(Part of a data file)
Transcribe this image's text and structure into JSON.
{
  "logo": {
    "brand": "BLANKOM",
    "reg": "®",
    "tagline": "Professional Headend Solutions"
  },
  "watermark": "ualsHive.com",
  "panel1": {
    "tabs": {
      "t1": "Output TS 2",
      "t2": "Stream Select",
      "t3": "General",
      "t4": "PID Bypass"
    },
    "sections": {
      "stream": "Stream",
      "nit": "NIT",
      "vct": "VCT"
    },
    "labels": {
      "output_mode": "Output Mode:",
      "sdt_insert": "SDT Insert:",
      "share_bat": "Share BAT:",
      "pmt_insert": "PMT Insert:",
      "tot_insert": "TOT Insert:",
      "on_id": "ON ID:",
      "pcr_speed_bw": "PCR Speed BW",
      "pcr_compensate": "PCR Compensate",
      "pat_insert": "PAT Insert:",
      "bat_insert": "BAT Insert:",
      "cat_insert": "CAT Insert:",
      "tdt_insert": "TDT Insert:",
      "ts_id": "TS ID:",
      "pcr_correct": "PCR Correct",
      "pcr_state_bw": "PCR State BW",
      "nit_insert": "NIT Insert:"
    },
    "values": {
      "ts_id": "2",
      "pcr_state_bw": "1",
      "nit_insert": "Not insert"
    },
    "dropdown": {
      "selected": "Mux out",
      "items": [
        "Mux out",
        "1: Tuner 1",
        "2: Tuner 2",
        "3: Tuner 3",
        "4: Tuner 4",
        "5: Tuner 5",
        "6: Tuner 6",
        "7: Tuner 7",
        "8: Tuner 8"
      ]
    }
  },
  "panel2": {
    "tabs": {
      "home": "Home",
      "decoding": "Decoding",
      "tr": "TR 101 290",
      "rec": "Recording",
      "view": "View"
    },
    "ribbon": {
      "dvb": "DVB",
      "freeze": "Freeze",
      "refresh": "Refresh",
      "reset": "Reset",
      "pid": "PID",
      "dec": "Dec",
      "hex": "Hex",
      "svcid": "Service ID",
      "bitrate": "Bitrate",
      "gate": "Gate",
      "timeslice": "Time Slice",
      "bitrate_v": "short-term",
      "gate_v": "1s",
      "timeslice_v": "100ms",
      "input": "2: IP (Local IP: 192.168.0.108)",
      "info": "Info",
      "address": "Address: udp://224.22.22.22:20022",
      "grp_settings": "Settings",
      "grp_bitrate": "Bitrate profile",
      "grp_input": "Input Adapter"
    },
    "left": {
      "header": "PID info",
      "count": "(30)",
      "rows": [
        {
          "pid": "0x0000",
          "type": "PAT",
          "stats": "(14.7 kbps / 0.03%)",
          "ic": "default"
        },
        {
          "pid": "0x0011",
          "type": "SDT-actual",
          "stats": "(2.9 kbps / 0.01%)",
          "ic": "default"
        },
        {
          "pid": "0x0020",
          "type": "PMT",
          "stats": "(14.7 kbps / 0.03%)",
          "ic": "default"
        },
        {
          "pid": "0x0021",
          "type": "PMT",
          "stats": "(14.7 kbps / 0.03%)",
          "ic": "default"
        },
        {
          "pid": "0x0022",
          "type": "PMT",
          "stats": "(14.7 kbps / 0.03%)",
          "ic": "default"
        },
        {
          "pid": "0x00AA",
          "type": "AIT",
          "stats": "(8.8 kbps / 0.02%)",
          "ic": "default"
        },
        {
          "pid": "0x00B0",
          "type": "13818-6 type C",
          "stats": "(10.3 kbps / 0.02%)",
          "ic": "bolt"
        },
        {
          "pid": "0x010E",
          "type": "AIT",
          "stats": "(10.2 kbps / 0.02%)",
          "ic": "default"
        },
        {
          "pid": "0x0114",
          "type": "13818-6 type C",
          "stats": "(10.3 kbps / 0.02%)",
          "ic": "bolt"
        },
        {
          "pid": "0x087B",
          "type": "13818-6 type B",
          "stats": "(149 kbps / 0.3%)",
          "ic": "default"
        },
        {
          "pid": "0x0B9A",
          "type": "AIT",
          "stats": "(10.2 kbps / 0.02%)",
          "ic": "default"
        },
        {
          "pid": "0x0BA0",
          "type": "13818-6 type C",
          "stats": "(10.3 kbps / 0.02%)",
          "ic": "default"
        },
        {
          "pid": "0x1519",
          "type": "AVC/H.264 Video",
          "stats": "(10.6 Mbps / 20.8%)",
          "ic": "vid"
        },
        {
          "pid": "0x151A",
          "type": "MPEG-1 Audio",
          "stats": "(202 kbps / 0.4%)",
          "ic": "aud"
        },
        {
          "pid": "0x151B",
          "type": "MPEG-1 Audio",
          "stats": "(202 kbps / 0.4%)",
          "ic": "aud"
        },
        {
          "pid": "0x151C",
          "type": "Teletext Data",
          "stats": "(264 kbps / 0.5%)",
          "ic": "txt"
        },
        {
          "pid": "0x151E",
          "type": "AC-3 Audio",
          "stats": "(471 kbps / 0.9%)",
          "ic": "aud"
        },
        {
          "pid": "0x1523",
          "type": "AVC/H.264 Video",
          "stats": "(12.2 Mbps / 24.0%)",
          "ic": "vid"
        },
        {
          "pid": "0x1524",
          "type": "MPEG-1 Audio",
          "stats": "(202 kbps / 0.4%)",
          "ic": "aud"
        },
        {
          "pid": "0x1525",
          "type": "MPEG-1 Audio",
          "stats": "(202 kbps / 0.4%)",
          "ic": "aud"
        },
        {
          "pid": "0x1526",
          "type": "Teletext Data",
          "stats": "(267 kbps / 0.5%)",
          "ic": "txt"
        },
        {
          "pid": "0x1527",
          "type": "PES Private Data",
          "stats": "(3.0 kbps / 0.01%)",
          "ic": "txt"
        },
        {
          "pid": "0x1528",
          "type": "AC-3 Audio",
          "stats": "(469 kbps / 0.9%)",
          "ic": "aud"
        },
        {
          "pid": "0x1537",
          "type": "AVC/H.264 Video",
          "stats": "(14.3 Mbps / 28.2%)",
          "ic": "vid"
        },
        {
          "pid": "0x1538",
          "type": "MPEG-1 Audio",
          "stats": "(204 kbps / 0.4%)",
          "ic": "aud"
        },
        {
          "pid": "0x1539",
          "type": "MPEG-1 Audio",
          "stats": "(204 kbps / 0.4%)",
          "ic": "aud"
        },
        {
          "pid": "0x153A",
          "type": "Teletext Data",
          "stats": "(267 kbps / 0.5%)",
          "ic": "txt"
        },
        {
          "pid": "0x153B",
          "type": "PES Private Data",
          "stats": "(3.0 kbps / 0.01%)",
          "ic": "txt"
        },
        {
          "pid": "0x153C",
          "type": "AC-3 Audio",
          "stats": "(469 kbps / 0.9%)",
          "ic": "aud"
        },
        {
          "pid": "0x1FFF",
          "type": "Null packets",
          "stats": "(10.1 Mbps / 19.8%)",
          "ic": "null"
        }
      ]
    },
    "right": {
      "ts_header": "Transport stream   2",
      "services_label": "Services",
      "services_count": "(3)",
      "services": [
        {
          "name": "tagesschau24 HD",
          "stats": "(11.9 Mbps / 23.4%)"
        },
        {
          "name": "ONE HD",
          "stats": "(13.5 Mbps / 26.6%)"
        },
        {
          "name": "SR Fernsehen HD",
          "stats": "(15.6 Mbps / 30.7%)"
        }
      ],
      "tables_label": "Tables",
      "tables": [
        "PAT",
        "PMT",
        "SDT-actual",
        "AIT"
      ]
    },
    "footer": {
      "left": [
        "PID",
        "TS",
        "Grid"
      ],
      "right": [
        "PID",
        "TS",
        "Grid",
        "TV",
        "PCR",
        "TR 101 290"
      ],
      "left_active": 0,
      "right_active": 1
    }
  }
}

**THE TASK**
Only lines with the word "name" are wanted, so copy each one from the records.

**OUTPUT FOR THIS EXERCISE**
          "name": "tagesschau24 HD",
          "name": "ONE HD",
          "name": "SR Fernsehen HD",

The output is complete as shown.